> [RECORDS PROVIDED]
+ + + +

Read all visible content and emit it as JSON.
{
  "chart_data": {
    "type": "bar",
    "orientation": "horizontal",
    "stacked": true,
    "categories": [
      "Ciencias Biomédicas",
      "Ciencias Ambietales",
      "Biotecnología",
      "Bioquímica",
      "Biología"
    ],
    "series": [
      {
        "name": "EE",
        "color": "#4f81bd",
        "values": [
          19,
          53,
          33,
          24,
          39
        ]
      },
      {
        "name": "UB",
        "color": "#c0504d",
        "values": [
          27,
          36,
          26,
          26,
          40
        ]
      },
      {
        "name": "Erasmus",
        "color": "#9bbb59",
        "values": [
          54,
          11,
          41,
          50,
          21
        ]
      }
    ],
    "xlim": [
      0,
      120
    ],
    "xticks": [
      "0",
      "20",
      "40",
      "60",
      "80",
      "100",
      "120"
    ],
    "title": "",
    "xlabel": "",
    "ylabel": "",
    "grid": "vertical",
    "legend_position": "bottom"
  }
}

+ + + +

> [WHAT IS EXPECTED]
Repeat every record exactly as written, please.

> [THE RESPONSE]
Read all visible content and emit it as JSON.
{
  "chart_data": {
    "type": "bar",
    "orientation": "horizontal",
    "stacked": true,
    "categories": [
      "Ciencias Biomédicas",
      "Ciencias Ambietales",
      "Biotecnología",
      "Bioquímica",
      "Biología"
    ],
    "series": [
      {
        "name": "EE",
        "color": "#4f81bd",
        "values": [
          19,
          53,
          33,
          24,
          39
        ]
      },
      {
        "name": "UB",
        "color": "#c0504d",
        "values": [
          27,
          36,
          26,
          26,
          40
        ]
      },
      {
        "name": "Erasmus",
        "color": "#9bbb59",
        "values": [
          54,
          11,
          41,
          50,
          21
        ]
      }
    ],
    "xlim": [
      0,
      120
    ],
    "xticks": [
      "0",
      "20",
      "40",
      "60",
      "80",
      "100",
      "120"
    ],
    "title": "",
    "xlabel": "",
    "ylabel": "",
    "grid": "vertical",
    "legend_position": "bottom"
  }
}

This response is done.